-- Start LISTED RECORDS --

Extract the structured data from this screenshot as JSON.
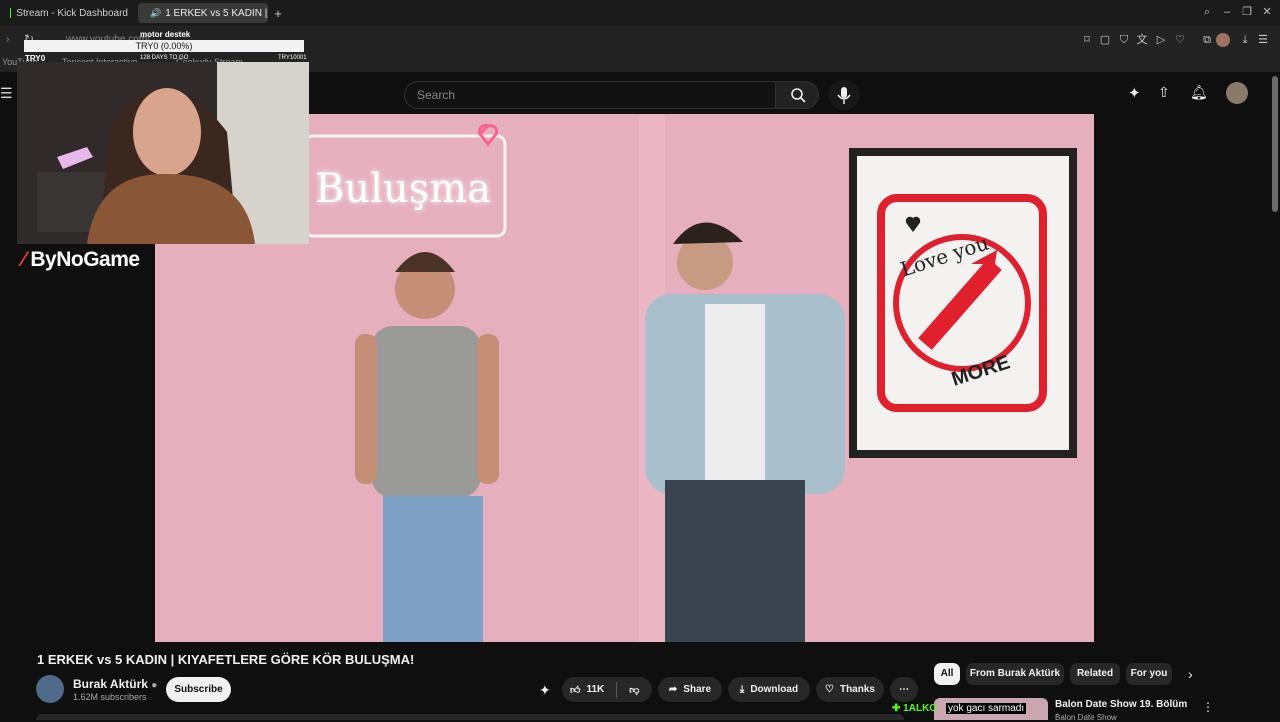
{
  "browser": {
    "tabs": [
      {
        "label": "Stream - Kick Dashboard"
      },
      {
        "label": "1 ERKEK vs 5 KADIN |"
      }
    ],
    "url": "www.youtube.com/...",
    "bookmarks": [
      "YouTube",
      "Tencent Interactive",
      "Cookudy Stream"
    ]
  },
  "overlay": {
    "goal_title": "motor destek",
    "goal_progress": "TRY0 (0.00%)",
    "goal_start": "TRY0",
    "goal_days": "128 DAYS TO GO",
    "goal_target": "TRY10001",
    "brand": "ByNoGame"
  },
  "youtube": {
    "search_placeholder": "Search",
    "video_title": "1 ERKEK vs 5 KADIN | KIYAFETLERE GÖRE KÖR BULUŞMA!",
    "channel_name": "Burak Aktürk",
    "subscribers": "1.62M subscribers",
    "subscribe_label": "Subscribe",
    "like_count": "11K",
    "share_label": "Share",
    "download_label": "Download",
    "thanks_label": "Thanks",
    "chips": [
      "All",
      "From Burak Aktürk",
      "Related",
      "For you"
    ],
    "recommended": {
      "title": "Balon Date Show 19. Bölüm",
      "channel": "Balon Date Show"
    }
  },
  "video_scene": {
    "neon_sign": "Buluşma",
    "poster_top": "Love you",
    "poster_bottom": "MORE"
  },
  "chat": {
    "user": "1ALKO",
    "message": "yok gacı sarmadı"
  },
  "colors": {
    "kick_green": "#53fc18",
    "youtube_red": "#ff0033",
    "video_pink": "#e6afbd",
    "poster_red": "#e0202c"
  }
}
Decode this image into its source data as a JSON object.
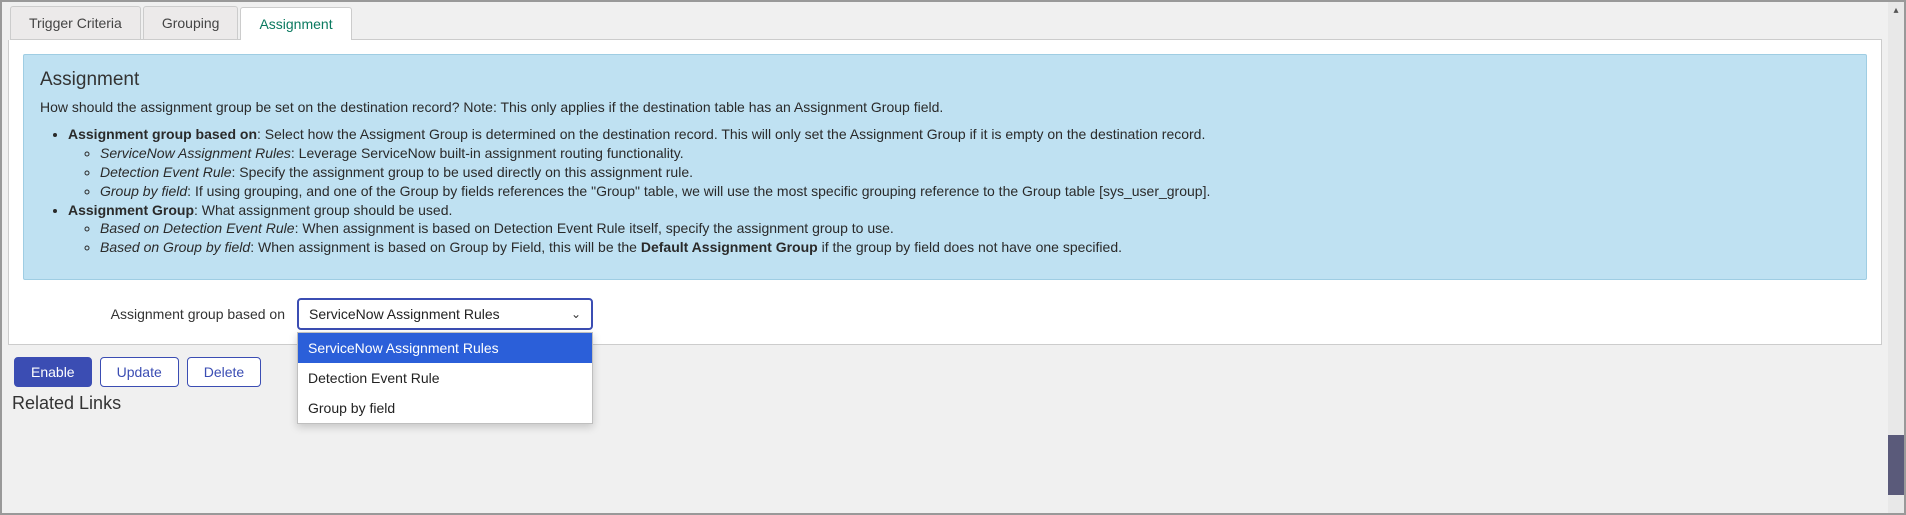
{
  "tabs": {
    "trigger": "Trigger Criteria",
    "grouping": "Grouping",
    "assignment": "Assignment"
  },
  "info": {
    "title": "Assignment",
    "description": "How should the assignment group be set on the destination record? Note: This only applies if the destination table has an Assignment Group field.",
    "item1_bold": "Assignment group based on",
    "item1_text": ": Select how the Assigment Group is determined on the destination record. This will only set the Assignment Group if it is empty on the destination record.",
    "item1a_italic": "ServiceNow Assignment Rules",
    "item1a_text": ": Leverage ServiceNow built-in assignment routing functionality.",
    "item1b_italic": "Detection Event Rule",
    "item1b_text": ": Specify the assignment group to be used directly on this assignment rule.",
    "item1c_italic": "Group by field",
    "item1c_text": ": If using grouping, and one of the Group by fields references the \"Group\" table, we will use the most specific grouping reference to the Group table [sys_user_group].",
    "item2_bold": "Assignment Group",
    "item2_text": ": What assignment group should be used.",
    "item2a_italic": "Based on Detection Event Rule",
    "item2a_text": ": When assignment is based on Detection Event Rule itself, specify the assignment group to use.",
    "item2b_italic": "Based on Group by field",
    "item2b_text_pre": ": When assignment is based on Group by Field, this will be the ",
    "item2b_bold": "Default Assignment Group",
    "item2b_text_post": " if the group by field does not have one specified."
  },
  "form": {
    "label": "Assignment group based on",
    "selected": "ServiceNow Assignment Rules",
    "options": {
      "o1": "ServiceNow Assignment Rules",
      "o2": "Detection Event Rule",
      "o3": "Group by field"
    }
  },
  "buttons": {
    "enable": "Enable",
    "update": "Update",
    "delete": "Delete"
  },
  "section": {
    "related": "Related Links"
  },
  "colors": {
    "primary": "#3b4db3",
    "info_bg": "#bfe1f2",
    "tab_active": "#0b7a60"
  }
}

-- End LISTED RECORDS --

### PROBLEM STATEMENT:
Every entry must be reproduced exactly, with the images left out.

### TASK ANSWER:
Extract the structured data from this screenshot as JSON.
{
  "browser": {
    "tabs": [
      {
        "label": "Stream - Kick Dashboard"
      },
      {
        "label": "1 ERKEK vs 5 KADIN |"
      }
    ],
    "url": "www.youtube.com/...",
    "bookmarks": [
      "YouTube",
      "Tencent Interactive",
      "Cookudy Stream"
    ]
  },
  "overlay": {
    "goal_title": "motor destek",
    "goal_progress": "TRY0 (0.00%)",
    "goal_start": "TRY0",
    "goal_days": "128 DAYS TO GO",
    "goal_target": "TRY10001",
    "brand": "ByNoGame"
  },
  "youtube": {
    "search_placeholder": "Search",
    "video_title": "1 ERKEK vs 5 KADIN | KIYAFETLERE GÖRE KÖR BULUŞMA!",
    "channel_name": "Burak Aktürk",
    "subscribers": "1.62M subscribers",
    "subscribe_label": "Subscribe",
    "like_count": "11K",
    "share_label": "Share",
    "download_label": "Download",
    "thanks_label": "Thanks",
    "chips": [
      "All",
      "From Burak Aktürk",
      "Related",
      "For you"
    ],
    "recommended": {
      "title": "Balon Date Show 19. Bölüm",
      "channel": "Balon Date Show"
    }
  },
  "video_scene": {
    "neon_sign": "Buluşma",
    "poster_top": "Love you",
    "poster_bottom": "MORE"
  },
  "chat": {
    "user": "1ALKO",
    "message": "yok gacı sarmadı"
  },
  "colors": {
    "kick_green": "#53fc18",
    "youtube_red": "#ff0033",
    "video_pink": "#e6afbd",
    "poster_red": "#e0202c"
  }
}
Decode this image into its source data as a JSON object.
{
  "tabs": {
    "trigger": "Trigger Criteria",
    "grouping": "Grouping",
    "assignment": "Assignment"
  },
  "info": {
    "title": "Assignment",
    "description": "How should the assignment group be set on the destination record? Note: This only applies if the destination table has an Assignment Group field.",
    "item1_bold": "Assignment group based on",
    "item1_text": ": Select how the Assigment Group is determined on the destination record. This will only set the Assignment Group if it is empty on the destination record.",
    "item1a_italic": "ServiceNow Assignment Rules",
    "item1a_text": ": Leverage ServiceNow built-in assignment routing functionality.",
    "item1b_italic": "Detection Event Rule",
    "item1b_text": ": Specify the assignment group to be used directly on this assignment rule.",
    "item1c_italic": "Group by field",
    "item1c_text": ": If using grouping, and one of the Group by fields references the \"Group\" table, we will use the most specific grouping reference to the Group table [sys_user_group].",
    "item2_bold": "Assignment Group",
    "item2_text": ": What assignment group should be used.",
    "item2a_italic": "Based on Detection Event Rule",
    "item2a_text": ": When assignment is based on Detection Event Rule itself, specify the assignment group to use.",
    "item2b_italic": "Based on Group by field",
    "item2b_text_pre": ": When assignment is based on Group by Field, this will be the ",
    "item2b_bold": "Default Assignment Group",
    "item2b_text_post": " if the group by field does not have one specified."
  },
  "form": {
    "label": "Assignment group based on",
    "selected": "ServiceNow Assignment Rules",
    "options": {
      "o1": "ServiceNow Assignment Rules",
      "o2": "Detection Event Rule",
      "o3": "Group by field"
    }
  },
  "buttons": {
    "enable": "Enable",
    "update": "Update",
    "delete": "Delete"
  },
  "section": {
    "related": "Related Links"
  },
  "colors": {
    "primary": "#3b4db3",
    "info_bg": "#bfe1f2",
    "tab_active": "#0b7a60"
  }
}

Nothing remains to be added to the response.